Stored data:
## START
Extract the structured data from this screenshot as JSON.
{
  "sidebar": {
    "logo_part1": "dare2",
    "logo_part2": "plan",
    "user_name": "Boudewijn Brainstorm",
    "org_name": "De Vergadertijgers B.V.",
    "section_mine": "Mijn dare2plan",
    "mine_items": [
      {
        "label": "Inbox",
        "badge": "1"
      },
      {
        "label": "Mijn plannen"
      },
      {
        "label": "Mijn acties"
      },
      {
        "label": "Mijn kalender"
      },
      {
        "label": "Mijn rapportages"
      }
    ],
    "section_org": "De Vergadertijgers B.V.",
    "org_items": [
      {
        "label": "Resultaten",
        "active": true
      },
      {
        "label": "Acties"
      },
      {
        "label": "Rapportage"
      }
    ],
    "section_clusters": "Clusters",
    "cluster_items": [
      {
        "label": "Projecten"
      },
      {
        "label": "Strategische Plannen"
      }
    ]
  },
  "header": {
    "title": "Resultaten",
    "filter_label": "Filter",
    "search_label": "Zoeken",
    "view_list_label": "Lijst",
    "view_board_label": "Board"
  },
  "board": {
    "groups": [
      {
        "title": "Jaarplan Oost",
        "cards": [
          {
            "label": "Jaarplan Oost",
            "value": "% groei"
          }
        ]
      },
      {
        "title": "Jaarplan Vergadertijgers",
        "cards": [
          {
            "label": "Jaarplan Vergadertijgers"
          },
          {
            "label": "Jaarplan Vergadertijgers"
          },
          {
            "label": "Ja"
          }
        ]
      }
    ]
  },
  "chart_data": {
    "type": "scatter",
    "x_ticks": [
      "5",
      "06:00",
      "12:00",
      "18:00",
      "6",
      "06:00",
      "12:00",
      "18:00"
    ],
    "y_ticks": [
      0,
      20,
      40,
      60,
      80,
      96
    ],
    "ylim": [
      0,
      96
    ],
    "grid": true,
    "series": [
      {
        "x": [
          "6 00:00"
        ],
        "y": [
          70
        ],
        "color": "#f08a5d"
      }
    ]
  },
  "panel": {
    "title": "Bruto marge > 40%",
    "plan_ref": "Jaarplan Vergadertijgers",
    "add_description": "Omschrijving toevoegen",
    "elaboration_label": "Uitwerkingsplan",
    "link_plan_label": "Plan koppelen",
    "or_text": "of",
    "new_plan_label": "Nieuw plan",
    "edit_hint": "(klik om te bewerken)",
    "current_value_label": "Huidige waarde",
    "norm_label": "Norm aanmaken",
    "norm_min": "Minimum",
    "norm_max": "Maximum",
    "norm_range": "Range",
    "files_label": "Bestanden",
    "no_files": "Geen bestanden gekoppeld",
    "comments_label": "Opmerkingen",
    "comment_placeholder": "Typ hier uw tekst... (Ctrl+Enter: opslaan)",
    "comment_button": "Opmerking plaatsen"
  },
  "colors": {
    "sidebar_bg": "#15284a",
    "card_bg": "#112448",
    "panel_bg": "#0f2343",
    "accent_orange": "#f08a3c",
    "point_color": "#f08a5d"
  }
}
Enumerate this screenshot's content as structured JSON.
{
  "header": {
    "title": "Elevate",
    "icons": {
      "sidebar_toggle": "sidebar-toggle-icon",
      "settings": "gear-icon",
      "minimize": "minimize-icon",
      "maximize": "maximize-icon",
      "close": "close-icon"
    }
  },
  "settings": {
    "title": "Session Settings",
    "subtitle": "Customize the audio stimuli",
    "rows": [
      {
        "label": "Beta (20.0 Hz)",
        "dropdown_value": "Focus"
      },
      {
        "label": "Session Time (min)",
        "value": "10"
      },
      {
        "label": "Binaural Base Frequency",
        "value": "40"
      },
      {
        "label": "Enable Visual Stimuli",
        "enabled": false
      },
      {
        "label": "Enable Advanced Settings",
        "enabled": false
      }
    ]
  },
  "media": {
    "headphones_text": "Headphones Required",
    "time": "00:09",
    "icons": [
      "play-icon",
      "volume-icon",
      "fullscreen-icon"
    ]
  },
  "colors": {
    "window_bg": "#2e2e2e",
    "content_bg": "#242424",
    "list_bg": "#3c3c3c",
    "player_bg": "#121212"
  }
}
## END
Do this
Say how many lines above hold the word "Oost", giving only the count.

Correct result
2